[Items listed in a dataset]
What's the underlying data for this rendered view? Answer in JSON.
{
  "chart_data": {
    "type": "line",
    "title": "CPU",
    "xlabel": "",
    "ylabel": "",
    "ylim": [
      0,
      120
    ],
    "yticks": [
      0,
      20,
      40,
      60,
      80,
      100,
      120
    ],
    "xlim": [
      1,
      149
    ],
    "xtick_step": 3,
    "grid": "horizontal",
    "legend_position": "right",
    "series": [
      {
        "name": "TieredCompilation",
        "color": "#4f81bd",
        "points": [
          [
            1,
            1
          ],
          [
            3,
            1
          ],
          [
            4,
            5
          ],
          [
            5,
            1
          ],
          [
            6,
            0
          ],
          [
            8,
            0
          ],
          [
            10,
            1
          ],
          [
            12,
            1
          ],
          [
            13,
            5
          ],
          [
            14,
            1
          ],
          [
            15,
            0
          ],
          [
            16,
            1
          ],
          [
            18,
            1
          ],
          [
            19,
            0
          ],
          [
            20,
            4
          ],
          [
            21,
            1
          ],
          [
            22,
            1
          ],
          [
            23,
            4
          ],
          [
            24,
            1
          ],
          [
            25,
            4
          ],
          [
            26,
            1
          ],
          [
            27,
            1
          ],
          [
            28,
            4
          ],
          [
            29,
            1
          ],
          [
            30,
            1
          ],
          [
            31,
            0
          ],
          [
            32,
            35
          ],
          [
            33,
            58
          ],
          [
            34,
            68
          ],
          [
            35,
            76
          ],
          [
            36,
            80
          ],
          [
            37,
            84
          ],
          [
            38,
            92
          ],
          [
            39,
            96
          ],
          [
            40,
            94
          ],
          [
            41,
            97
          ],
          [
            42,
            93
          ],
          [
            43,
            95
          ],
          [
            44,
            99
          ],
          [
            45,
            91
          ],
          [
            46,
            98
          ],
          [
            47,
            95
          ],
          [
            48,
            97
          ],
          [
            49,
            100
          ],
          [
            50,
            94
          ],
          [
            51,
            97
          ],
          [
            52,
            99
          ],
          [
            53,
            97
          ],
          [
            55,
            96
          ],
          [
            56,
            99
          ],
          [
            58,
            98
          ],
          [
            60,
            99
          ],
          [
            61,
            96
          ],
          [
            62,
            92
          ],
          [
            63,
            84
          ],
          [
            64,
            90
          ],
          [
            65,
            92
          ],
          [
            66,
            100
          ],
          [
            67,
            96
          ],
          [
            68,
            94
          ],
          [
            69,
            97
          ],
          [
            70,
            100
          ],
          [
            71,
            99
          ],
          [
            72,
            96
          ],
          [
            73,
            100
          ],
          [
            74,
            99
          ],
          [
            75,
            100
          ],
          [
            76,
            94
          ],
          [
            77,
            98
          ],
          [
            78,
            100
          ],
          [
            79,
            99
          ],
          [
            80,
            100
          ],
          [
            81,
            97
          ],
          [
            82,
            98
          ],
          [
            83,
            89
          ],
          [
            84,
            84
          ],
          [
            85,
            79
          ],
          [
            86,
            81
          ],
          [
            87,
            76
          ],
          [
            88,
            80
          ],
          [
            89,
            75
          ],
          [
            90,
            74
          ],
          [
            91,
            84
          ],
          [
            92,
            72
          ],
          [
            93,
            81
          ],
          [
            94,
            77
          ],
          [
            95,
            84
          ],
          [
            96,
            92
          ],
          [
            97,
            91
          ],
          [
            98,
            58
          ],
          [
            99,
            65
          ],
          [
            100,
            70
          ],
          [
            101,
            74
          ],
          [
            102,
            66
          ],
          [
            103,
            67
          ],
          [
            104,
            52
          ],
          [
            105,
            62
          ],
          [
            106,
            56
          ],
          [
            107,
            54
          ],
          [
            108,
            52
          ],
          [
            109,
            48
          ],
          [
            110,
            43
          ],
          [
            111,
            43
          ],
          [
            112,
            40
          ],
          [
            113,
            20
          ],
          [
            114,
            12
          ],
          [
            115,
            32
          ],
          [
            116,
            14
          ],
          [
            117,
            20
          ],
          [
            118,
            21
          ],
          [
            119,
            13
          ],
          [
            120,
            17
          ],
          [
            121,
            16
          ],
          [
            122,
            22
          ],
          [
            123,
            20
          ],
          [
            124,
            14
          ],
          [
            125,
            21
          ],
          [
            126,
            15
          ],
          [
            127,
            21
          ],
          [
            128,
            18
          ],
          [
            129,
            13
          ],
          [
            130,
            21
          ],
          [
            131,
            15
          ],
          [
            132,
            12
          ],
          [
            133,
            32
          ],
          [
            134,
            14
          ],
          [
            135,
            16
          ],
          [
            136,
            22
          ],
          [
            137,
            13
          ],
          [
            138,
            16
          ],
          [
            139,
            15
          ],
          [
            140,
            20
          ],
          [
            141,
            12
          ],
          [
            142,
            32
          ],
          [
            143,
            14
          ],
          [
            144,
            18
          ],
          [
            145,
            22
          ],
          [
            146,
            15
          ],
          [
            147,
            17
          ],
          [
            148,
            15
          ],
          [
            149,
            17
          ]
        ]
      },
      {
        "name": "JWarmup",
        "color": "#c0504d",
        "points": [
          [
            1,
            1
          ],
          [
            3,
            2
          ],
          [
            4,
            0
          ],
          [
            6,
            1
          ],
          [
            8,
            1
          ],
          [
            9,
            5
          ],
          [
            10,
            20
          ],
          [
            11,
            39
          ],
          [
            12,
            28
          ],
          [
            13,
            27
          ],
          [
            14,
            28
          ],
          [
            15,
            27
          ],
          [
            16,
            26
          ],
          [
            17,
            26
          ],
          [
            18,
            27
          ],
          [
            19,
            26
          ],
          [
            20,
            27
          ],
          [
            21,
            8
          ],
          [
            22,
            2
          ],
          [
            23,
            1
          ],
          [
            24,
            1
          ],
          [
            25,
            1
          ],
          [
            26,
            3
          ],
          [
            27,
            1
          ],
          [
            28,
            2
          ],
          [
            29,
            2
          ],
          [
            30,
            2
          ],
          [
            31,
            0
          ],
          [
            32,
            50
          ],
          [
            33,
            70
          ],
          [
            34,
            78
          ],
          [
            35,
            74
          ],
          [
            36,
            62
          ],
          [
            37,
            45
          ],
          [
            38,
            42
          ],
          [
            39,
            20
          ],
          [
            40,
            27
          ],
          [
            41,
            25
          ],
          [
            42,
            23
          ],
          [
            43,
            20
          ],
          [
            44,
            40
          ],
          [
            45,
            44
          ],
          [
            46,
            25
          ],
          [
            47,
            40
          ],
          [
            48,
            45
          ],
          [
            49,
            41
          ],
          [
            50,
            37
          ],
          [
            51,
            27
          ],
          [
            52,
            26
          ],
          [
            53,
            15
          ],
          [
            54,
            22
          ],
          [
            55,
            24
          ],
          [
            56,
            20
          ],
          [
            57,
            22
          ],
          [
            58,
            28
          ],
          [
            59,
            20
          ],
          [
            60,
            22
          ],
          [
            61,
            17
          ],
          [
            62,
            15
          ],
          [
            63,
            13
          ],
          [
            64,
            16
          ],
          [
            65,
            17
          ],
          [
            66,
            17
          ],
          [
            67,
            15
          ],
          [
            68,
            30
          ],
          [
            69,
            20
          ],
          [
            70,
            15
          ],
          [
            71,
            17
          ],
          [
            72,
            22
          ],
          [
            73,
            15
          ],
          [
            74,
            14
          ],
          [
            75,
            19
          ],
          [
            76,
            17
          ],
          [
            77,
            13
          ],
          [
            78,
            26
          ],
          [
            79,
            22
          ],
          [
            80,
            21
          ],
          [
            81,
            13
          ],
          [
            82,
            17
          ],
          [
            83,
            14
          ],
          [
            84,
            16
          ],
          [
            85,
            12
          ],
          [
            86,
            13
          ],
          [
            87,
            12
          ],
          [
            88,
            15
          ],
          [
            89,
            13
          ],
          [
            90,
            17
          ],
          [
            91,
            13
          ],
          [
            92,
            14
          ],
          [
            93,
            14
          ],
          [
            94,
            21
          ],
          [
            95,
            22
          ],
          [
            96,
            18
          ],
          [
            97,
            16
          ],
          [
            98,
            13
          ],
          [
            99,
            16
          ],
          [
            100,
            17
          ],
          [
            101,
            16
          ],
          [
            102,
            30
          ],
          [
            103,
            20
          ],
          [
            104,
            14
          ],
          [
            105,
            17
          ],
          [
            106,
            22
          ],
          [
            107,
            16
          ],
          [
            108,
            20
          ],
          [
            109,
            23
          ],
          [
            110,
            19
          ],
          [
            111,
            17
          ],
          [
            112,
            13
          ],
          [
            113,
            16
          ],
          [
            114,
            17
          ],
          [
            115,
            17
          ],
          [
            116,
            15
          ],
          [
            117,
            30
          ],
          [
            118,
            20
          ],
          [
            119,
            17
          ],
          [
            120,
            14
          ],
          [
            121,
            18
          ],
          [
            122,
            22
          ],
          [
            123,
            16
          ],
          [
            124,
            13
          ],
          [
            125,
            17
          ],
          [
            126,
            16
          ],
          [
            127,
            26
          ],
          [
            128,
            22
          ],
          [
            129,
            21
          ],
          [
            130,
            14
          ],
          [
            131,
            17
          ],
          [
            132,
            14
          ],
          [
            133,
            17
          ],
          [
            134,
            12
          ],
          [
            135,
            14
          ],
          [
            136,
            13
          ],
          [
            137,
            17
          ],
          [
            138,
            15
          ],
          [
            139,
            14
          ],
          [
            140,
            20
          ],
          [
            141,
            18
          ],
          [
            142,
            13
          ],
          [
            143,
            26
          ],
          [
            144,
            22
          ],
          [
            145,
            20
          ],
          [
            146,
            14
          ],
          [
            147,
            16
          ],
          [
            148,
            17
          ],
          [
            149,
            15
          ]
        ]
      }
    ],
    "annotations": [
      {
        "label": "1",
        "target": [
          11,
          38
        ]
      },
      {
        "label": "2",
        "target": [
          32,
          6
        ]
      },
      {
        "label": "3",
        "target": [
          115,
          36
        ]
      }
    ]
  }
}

### [Problem description]
Your task is to gather every line with the word "name" and copy it.

### [Solution for this exercise]
        "name": "TieredCompilation",
        "name": "JWarmup",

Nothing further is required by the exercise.